(Beginning of EXERCISE DATA)
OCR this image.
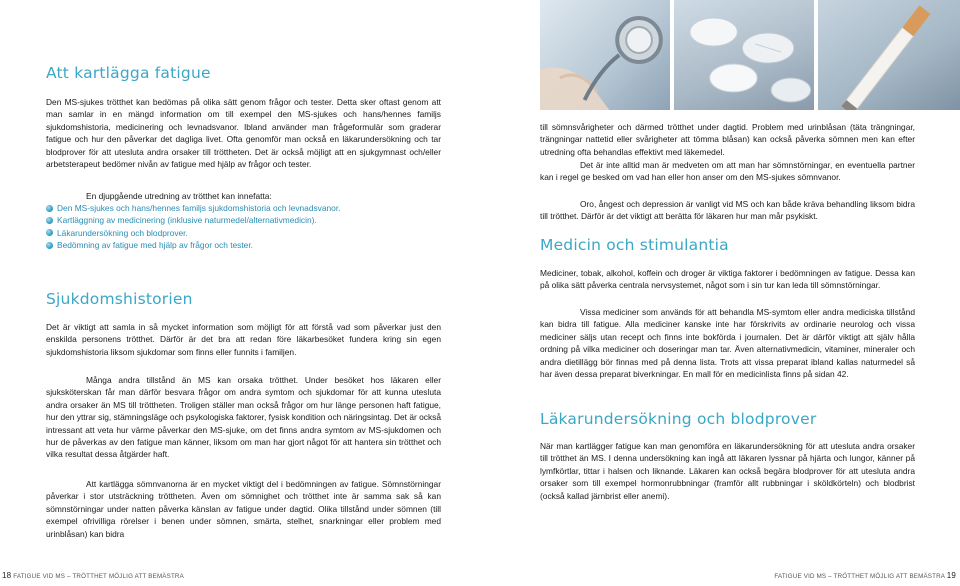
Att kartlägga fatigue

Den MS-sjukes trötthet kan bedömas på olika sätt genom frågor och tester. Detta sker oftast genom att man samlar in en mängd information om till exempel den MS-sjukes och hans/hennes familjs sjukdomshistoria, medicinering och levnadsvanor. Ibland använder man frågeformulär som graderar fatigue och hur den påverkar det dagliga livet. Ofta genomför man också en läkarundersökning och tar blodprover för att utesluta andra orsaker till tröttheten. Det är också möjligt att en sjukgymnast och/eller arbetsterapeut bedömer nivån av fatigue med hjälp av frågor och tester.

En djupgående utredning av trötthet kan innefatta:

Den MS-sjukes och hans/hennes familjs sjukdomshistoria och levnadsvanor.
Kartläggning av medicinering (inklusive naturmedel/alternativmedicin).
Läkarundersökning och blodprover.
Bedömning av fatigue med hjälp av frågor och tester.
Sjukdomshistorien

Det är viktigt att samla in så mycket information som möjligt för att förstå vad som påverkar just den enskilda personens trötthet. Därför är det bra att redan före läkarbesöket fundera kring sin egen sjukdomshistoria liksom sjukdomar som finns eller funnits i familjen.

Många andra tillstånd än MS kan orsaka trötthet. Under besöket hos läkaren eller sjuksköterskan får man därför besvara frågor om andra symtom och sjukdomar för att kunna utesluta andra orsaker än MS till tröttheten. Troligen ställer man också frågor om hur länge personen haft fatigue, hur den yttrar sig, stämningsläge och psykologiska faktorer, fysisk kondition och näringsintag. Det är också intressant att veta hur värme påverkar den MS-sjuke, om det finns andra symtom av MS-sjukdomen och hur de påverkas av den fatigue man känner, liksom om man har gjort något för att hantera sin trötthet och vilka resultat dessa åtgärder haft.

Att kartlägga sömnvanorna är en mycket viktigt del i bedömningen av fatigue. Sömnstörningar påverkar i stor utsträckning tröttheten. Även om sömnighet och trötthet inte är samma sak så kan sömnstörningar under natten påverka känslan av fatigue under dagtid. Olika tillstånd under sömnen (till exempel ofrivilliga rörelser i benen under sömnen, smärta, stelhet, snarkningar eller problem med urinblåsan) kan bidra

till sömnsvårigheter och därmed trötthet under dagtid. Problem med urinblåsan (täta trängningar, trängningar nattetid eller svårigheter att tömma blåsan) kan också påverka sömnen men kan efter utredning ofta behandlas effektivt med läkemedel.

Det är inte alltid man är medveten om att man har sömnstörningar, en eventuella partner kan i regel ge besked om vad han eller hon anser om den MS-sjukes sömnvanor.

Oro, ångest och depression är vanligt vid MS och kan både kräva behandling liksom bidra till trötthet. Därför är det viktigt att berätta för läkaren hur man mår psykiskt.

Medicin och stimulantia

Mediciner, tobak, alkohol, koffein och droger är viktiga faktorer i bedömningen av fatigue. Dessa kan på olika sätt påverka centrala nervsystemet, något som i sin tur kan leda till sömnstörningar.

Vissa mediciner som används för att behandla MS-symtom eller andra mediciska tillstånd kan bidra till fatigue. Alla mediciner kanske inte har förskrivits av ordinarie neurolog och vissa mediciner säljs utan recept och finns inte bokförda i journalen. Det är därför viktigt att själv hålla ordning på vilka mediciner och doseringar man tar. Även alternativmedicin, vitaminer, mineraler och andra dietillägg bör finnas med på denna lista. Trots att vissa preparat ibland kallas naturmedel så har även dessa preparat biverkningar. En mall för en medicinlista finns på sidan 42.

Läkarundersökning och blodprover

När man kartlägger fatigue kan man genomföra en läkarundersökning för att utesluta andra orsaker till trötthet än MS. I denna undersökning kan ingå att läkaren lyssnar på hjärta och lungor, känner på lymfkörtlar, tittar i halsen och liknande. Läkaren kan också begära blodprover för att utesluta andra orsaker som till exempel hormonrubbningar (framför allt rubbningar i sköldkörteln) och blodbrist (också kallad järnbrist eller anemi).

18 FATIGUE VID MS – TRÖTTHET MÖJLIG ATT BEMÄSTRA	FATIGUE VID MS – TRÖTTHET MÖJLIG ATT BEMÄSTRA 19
(End of EXERCISE DATA)
WHAT IS EXPECTED - Retype the records above line for line and exactly, omitting their pictures.

ANSWER FOR THIS EXERCISE -
OCR this image.
Att kartlägga fatigue

Den MS-sjukes trötthet kan bedömas på olika sätt genom frågor och tester. Detta sker oftast genom att man samlar in en mängd information om till exempel den MS-sjukes och hans/hennes familjs sjukdomshistoria, medicinering och levnadsvanor. Ibland använder man frågeformulär som graderar fatigue och hur den påverkar det dagliga livet. Ofta genomför man också en läkarundersökning och tar blodprover för att utesluta andra orsaker till tröttheten. Det är också möjligt att en sjukgymnast och/eller arbetsterapeut bedömer nivån av fatigue med hjälp av frågor och tester.

En djupgående utredning av trötthet kan innefatta:

Den MS-sjukes och hans/hennes familjs sjukdomshistoria och levnadsvanor.
Kartläggning av medicinering (inklusive naturmedel/alternativmedicin).
Läkarundersökning och blodprover.
Bedömning av fatigue med hjälp av frågor och tester.
Sjukdomshistorien

Det är viktigt att samla in så mycket information som möjligt för att förstå vad som påverkar just den enskilda personens trötthet. Därför är det bra att redan före läkarbesöket fundera kring sin egen sjukdomshistoria liksom sjukdomar som finns eller funnits i familjen.

Många andra tillstånd än MS kan orsaka trötthet. Under besöket hos läkaren eller sjuksköterskan får man därför besvara frågor om andra symtom och sjukdomar för att kunna utesluta andra orsaker än MS till tröttheten. Troligen ställer man också frågor om hur länge personen haft fatigue, hur den yttrar sig, stämningsläge och psykologiska faktorer, fysisk kondition och näringsintag. Det är också intressant att veta hur värme påverkar den MS-sjuke, om det finns andra symtom av MS-sjukdomen och hur de påverkas av den fatigue man känner, liksom om man har gjort något för att hantera sin trötthet och vilka resultat dessa åtgärder haft.

Att kartlägga sömnvanorna är en mycket viktigt del i bedömningen av fatigue. Sömnstörningar påverkar i stor utsträckning tröttheten. Även om sömnighet och trötthet inte är samma sak så kan sömnstörningar under natten påverka känslan av fatigue under dagtid. Olika tillstånd under sömnen (till exempel ofrivilliga rörelser i benen under sömnen, smärta, stelhet, snarkningar eller problem med urinblåsan) kan bidra

till sömnsvårigheter och därmed trötthet under dagtid. Problem med urinblåsan (täta trängningar, trängningar nattetid eller svårigheter att tömma blåsan) kan också påverka sömnen men kan efter utredning ofta behandlas effektivt med läkemedel.

Det är inte alltid man är medveten om att man har sömnstörningar, en eventuella partner kan i regel ge besked om vad han eller hon anser om den MS-sjukes sömnvanor.

Oro, ångest och depression är vanligt vid MS och kan både kräva behandling liksom bidra till trötthet. Därför är det viktigt att berätta för läkaren hur man mår psykiskt.

Medicin och stimulantia

Mediciner, tobak, alkohol, koffein och droger är viktiga faktorer i bedömningen av fatigue. Dessa kan på olika sätt påverka centrala nervsystemet, något som i sin tur kan leda till sömnstörningar.

Vissa mediciner som används för att behandla MS-symtom eller andra mediciska tillstånd kan bidra till fatigue. Alla mediciner kanske inte har förskrivits av ordinarie neurolog och vissa mediciner säljs utan recept och finns inte bokförda i journalen. Det är därför viktigt att själv hålla ordning på vilka mediciner och doseringar man tar. Även alternativmedicin, vitaminer, mineraler och andra dietillägg bör finnas med på denna lista. Trots att vissa preparat ibland kallas naturmedel så har även dessa preparat biverkningar. En mall för en medicinlista finns på sidan 42.

Läkarundersökning och blodprover

När man kartlägger fatigue kan man genomföra en läkarundersökning för att utesluta andra orsaker till trötthet än MS. I denna undersökning kan ingå att läkaren lyssnar på hjärta och lungor, känner på lymfkörtlar, tittar i halsen och liknande. Läkaren kan också begära blodprover för att utesluta andra orsaker som till exempel hormonrubbningar (framför allt rubbningar i sköldkörteln) och blodbrist (också kallad järnbrist eller anemi).

18 FATIGUE VID MS – TRÖTTHET MÖJLIG ATT BEMÄSTRA	FATIGUE VID MS – TRÖTTHET MÖJLIG ATT BEMÄSTRA 19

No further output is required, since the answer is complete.